Stated problem
Go over the entries below line by line, copying each one that contains the word "this".

Supplied entries
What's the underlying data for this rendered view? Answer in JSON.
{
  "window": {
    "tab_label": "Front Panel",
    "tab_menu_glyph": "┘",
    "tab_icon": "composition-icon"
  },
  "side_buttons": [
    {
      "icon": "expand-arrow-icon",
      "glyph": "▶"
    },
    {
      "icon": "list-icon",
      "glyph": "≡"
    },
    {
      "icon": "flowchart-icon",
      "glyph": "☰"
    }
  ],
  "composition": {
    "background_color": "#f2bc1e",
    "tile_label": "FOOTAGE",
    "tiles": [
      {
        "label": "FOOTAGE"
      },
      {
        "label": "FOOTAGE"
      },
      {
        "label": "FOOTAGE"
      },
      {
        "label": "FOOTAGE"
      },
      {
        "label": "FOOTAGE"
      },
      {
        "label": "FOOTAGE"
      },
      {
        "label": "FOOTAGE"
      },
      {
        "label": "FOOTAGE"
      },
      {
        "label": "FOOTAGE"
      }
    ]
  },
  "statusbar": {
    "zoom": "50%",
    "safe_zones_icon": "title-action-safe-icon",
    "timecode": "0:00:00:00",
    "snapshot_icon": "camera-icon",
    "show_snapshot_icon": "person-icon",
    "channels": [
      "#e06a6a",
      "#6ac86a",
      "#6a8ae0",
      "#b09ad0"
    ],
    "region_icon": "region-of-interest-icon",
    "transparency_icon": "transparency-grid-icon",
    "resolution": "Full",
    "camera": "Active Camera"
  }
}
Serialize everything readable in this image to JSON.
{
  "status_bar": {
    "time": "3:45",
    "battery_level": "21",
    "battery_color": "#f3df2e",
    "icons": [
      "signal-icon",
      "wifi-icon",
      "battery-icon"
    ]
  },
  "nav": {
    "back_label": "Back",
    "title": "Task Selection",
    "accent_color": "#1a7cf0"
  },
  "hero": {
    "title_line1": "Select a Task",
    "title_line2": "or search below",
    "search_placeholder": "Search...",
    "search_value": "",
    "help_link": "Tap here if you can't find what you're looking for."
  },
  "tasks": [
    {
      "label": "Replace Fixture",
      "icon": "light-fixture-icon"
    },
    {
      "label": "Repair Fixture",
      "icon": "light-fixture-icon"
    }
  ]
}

Correct result
What's the underlying data for this rendered view? Answer in JSON.
Serialize everything readable in this image to JSON.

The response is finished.